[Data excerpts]

.....

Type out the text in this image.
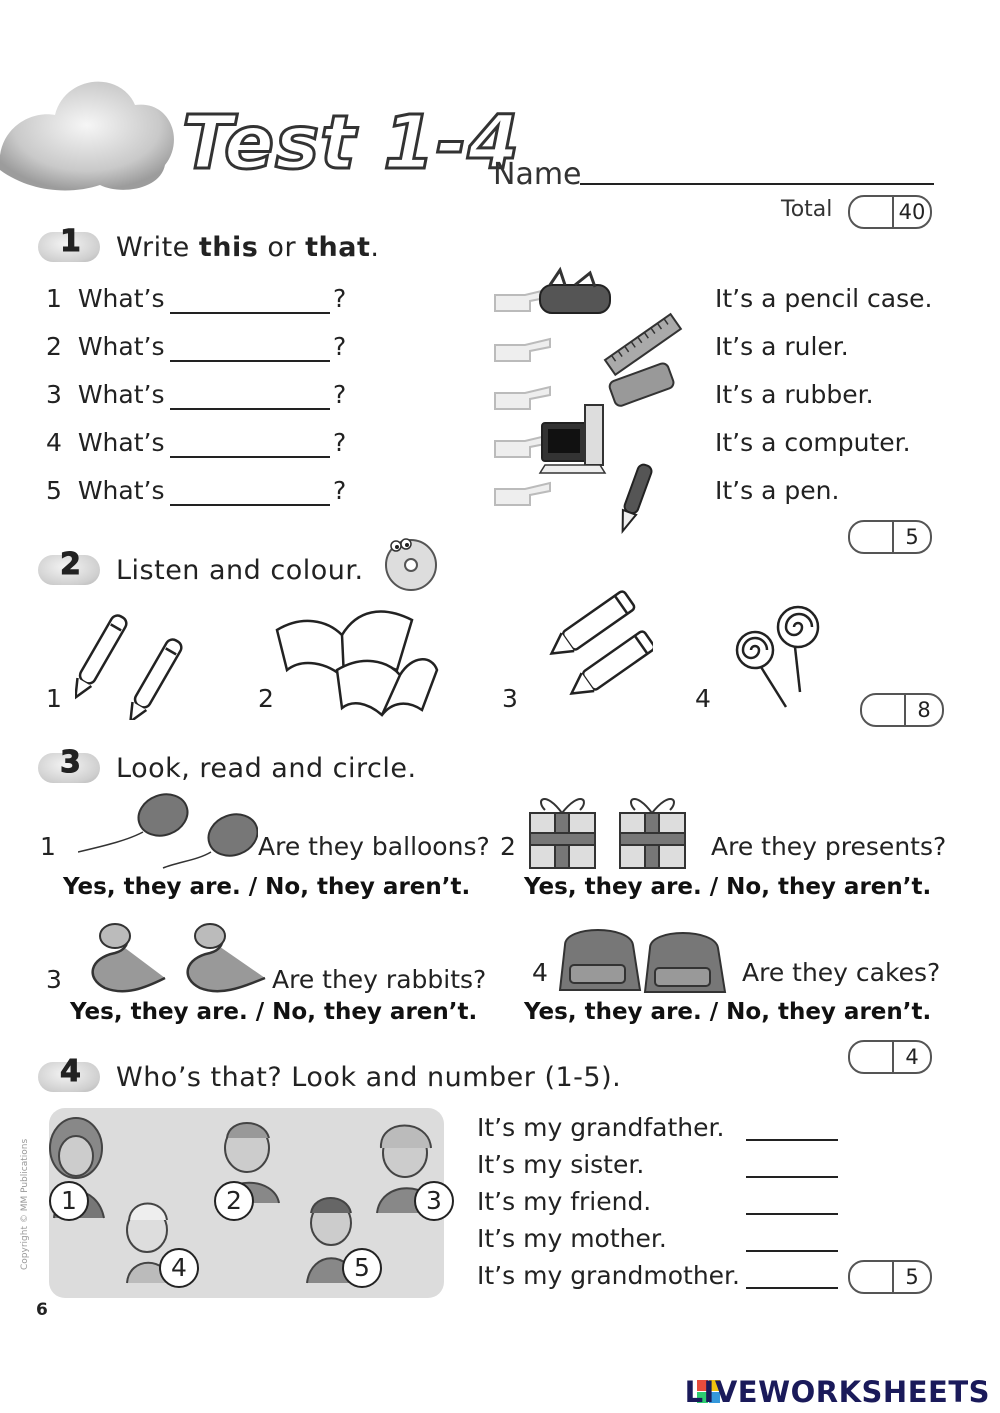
Test 1-4
Name
Total	40
1 Write this or that.
1 What’s	?
2 What’s	?
3 What’s	?
4 What’s	?
5 What’s	?
It’s a pencil case.
It’s a ruler.
It’s a rubber.
It’s a computer.
It’s a pen.
5
2 Listen and colour.
1	2	3	4	8
3 Look, read and circle.
1	Are they balloons?
Yes, they are. / No, they aren’t.
2	Are they presents?
Yes, they are. / No, they aren’t.
3	Are they rabbits?
Yes, they are. / No, they aren’t.
4	Are they cakes?
Yes, they are. / No, they aren’t.
4
4 Who’s that? Look and number (1-5).
1	2	3
4	5
It’s my grandfather.
It’s my sister.
It’s my friend.
It’s my mother.
It’s my grandmother.	5
Copyright © MM Publications
6
LIVEWORKSHEETS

.....

→ **Short problem**
Your task is to return the entries above exactly, with no pictures.

→ **Result for this exercise**
Type out the text in this image.
Test 1-4
Name
Total	40
1 Write this or that.
1 What’s	?
2 What’s	?
3 What’s	?
4 What’s	?
5 What’s	?
It’s a pencil case.
It’s a ruler.
It’s a rubber.
It’s a computer.
It’s a pen.
5
2 Listen and colour.
1	2	3	4	8
3 Look, read and circle.
1	Are they balloons?
Yes, they are. / No, they aren’t.
2	Are they presents?
Yes, they are. / No, they aren’t.
3	Are they rabbits?
Yes, they are. / No, they aren’t.
4	Are they cakes?
Yes, they are. / No, they aren’t.
4
4 Who’s that? Look and number (1-5).
1	2	3
4	5
It’s my grandfather.
It’s my sister.
It’s my friend.
It’s my mother.
It’s my grandmother.	5
Copyright © MM Publications
6
LIVEWORKSHEETS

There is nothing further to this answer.